Supplied information =
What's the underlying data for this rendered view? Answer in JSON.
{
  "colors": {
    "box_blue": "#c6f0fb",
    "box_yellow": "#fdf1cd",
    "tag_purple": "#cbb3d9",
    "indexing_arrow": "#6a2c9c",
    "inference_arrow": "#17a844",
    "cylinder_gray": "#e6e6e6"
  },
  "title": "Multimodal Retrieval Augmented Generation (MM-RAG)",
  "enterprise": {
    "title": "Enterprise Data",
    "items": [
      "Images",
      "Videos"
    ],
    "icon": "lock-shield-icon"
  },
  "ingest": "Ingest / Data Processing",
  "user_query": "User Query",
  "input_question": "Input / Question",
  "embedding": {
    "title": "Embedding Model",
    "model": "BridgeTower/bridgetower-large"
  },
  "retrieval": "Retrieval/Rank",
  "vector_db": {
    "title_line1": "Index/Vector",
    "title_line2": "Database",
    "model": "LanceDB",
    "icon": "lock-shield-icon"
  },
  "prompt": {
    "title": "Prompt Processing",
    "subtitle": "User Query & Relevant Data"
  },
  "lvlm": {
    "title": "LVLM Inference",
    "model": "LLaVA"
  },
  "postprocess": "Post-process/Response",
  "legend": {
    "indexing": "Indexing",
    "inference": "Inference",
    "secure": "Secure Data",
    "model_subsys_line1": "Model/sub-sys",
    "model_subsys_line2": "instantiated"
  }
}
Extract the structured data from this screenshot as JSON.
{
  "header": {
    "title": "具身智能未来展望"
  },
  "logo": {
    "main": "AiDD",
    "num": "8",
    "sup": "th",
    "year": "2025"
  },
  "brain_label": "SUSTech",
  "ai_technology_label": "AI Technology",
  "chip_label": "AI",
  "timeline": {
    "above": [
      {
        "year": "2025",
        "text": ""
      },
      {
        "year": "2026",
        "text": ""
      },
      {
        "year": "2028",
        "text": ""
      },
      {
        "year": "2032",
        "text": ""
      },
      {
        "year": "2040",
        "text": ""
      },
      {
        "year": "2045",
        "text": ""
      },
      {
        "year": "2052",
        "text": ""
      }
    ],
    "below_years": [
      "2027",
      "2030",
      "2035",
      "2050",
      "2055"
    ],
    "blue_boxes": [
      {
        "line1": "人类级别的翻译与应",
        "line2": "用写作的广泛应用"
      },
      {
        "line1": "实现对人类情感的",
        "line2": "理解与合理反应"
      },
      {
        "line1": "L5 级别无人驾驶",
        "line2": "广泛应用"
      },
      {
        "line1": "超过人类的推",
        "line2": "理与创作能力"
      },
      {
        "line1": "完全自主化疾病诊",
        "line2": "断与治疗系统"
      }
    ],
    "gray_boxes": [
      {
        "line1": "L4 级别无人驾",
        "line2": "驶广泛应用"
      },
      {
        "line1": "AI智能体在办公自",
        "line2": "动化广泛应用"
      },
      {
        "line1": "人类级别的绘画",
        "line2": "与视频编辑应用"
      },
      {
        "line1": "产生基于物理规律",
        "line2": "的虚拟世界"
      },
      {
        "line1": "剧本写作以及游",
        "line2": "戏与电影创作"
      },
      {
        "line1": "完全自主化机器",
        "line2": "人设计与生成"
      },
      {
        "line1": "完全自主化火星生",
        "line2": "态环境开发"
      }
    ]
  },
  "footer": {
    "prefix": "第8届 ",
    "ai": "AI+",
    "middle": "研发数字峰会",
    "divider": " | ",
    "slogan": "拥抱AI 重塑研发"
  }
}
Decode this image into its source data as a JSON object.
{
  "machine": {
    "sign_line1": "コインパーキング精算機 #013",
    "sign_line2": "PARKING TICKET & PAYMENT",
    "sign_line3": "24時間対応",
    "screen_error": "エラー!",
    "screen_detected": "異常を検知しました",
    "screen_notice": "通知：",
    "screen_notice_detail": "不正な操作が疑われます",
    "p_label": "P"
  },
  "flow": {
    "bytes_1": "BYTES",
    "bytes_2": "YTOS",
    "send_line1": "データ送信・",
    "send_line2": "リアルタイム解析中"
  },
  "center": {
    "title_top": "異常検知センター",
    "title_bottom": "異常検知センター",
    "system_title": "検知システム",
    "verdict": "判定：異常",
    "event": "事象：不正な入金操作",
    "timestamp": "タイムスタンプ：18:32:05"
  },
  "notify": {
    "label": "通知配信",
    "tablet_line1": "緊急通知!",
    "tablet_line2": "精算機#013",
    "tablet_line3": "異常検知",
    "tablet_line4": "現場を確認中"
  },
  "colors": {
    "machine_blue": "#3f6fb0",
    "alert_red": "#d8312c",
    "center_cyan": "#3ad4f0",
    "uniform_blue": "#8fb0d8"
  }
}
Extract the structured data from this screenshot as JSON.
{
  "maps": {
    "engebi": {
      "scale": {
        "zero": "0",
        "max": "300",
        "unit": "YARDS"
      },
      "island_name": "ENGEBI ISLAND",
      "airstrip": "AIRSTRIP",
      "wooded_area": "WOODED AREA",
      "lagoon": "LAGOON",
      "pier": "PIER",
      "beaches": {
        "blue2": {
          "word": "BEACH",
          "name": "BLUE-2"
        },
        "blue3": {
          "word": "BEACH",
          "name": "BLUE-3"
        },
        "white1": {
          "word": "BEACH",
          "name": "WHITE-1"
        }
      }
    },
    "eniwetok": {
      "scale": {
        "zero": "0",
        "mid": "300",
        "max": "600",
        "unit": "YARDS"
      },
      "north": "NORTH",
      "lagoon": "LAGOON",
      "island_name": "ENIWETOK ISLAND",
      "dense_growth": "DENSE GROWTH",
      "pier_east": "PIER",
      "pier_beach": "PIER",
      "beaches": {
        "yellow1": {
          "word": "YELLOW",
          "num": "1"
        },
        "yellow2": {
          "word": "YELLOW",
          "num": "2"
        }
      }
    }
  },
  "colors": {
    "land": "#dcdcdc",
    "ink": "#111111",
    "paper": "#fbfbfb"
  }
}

Directive =
Copy all the records above precisely.

Written response =
What's the underlying data for this rendered view? Answer in JSON.
{
  "colors": {
    "box_blue": "#c6f0fb",
    "box_yellow": "#fdf1cd",
    "tag_purple": "#cbb3d9",
    "indexing_arrow": "#6a2c9c",
    "inference_arrow": "#17a844",
    "cylinder_gray": "#e6e6e6"
  },
  "title": "Multimodal Retrieval Augmented Generation (MM-RAG)",
  "enterprise": {
    "title": "Enterprise Data",
    "items": [
      "Images",
      "Videos"
    ],
    "icon": "lock-shield-icon"
  },
  "ingest": "Ingest / Data Processing",
  "user_query": "User Query",
  "input_question": "Input / Question",
  "embedding": {
    "title": "Embedding Model",
    "model": "BridgeTower/bridgetower-large"
  },
  "retrieval": "Retrieval/Rank",
  "vector_db": {
    "title_line1": "Index/Vector",
    "title_line2": "Database",
    "model": "LanceDB",
    "icon": "lock-shield-icon"
  },
  "prompt": {
    "title": "Prompt Processing",
    "subtitle": "User Query & Relevant Data"
  },
  "lvlm": {
    "title": "LVLM Inference",
    "model": "LLaVA"
  },
  "postprocess": "Post-process/Response",
  "legend": {
    "indexing": "Indexing",
    "inference": "Inference",
    "secure": "Secure Data",
    "model_subsys_line1": "Model/sub-sys",
    "model_subsys_line2": "instantiated"
  }
}
Extract the structured data from this screenshot as JSON.
{
  "header": {
    "title": "具身智能未来展望"
  },
  "logo": {
    "main": "AiDD",
    "num": "8",
    "sup": "th",
    "year": "2025"
  },
  "brain_label": "SUSTech",
  "ai_technology_label": "AI Technology",
  "chip_label": "AI",
  "timeline": {
    "above": [
      {
        "year": "2025",
        "text": ""
      },
      {
        "year": "2026",
        "text": ""
      },
      {
        "year": "2028",
        "text": ""
      },
      {
        "year": "2032",
        "text": ""
      },
      {
        "year": "2040",
        "text": ""
      },
      {
        "year": "2045",
        "text": ""
      },
      {
        "year": "2052",
        "text": ""
      }
    ],
    "below_years": [
      "2027",
      "2030",
      "2035",
      "2050",
      "2055"
    ],
    "blue_boxes": [
      {
        "line1": "人类级别的翻译与应",
        "line2": "用写作的广泛应用"
      },
      {
        "line1": "实现对人类情感的",
        "line2": "理解与合理反应"
      },
      {
        "line1": "L5 级别无人驾驶",
        "line2": "广泛应用"
      },
      {
        "line1": "超过人类的推",
        "line2": "理与创作能力"
      },
      {
        "line1": "完全自主化疾病诊",
        "line2": "断与治疗系统"
      }
    ],
    "gray_boxes": [
      {
        "line1": "L4 级别无人驾",
        "line2": "驶广泛应用"
      },
      {
        "line1": "AI智能体在办公自",
        "line2": "动化广泛应用"
      },
      {
        "line1": "人类级别的绘画",
        "line2": "与视频编辑应用"
      },
      {
        "line1": "产生基于物理规律",
        "line2": "的虚拟世界"
      },
      {
        "line1": "剧本写作以及游",
        "line2": "戏与电影创作"
      },
      {
        "line1": "完全自主化机器",
        "line2": "人设计与生成"
      },
      {
        "line1": "完全自主化火星生",
        "line2": "态环境开发"
      }
    ]
  },
  "footer": {
    "prefix": "第8届 ",
    "ai": "AI+",
    "middle": "研发数字峰会",
    "divider": " | ",
    "slogan": "拥抱AI 重塑研发"
  }
}
Decode this image into its source data as a JSON object.
{
  "machine": {
    "sign_line1": "コインパーキング精算機 #013",
    "sign_line2": "PARKING TICKET & PAYMENT",
    "sign_line3": "24時間対応",
    "screen_error": "エラー!",
    "screen_detected": "異常を検知しました",
    "screen_notice": "通知：",
    "screen_notice_detail": "不正な操作が疑われます",
    "p_label": "P"
  },
  "flow": {
    "bytes_1": "BYTES",
    "bytes_2": "YTOS",
    "send_line1": "データ送信・",
    "send_line2": "リアルタイム解析中"
  },
  "center": {
    "title_top": "異常検知センター",
    "title_bottom": "異常検知センター",
    "system_title": "検知システム",
    "verdict": "判定：異常",
    "event": "事象：不正な入金操作",
    "timestamp": "タイムスタンプ：18:32:05"
  },
  "notify": {
    "label": "通知配信",
    "tablet_line1": "緊急通知!",
    "tablet_line2": "精算機#013",
    "tablet_line3": "異常検知",
    "tablet_line4": "現場を確認中"
  },
  "colors": {
    "machine_blue": "#3f6fb0",
    "alert_red": "#d8312c",
    "center_cyan": "#3ad4f0",
    "uniform_blue": "#8fb0d8"
  }
}
Extract the structured data from this screenshot as JSON.
{
  "maps": {
    "engebi": {
      "scale": {
        "zero": "0",
        "max": "300",
        "unit": "YARDS"
      },
      "island_name": "ENGEBI ISLAND",
      "airstrip": "AIRSTRIP",
      "wooded_area": "WOODED AREA",
      "lagoon": "LAGOON",
      "pier": "PIER",
      "beaches": {
        "blue2": {
          "word": "BEACH",
          "name": "BLUE-2"
        },
        "blue3": {
          "word": "BEACH",
          "name": "BLUE-3"
        },
        "white1": {
          "word": "BEACH",
          "name": "WHITE-1"
        }
      }
    },
    "eniwetok": {
      "scale": {
        "zero": "0",
        "mid": "300",
        "max": "600",
        "unit": "YARDS"
      },
      "north": "NORTH",
      "lagoon": "LAGOON",
      "island_name": "ENIWETOK ISLAND",
      "dense_growth": "DENSE GROWTH",
      "pier_east": "PIER",
      "pier_beach": "PIER",
      "beaches": {
        "yellow1": {
          "word": "YELLOW",
          "num": "1"
        },
        "yellow2": {
          "word": "YELLOW",
          "num": "2"
        }
      }
    }
  },
  "colors": {
    "land": "#dcdcdc",
    "ink": "#111111",
    "paper": "#fbfbfb"
  }
}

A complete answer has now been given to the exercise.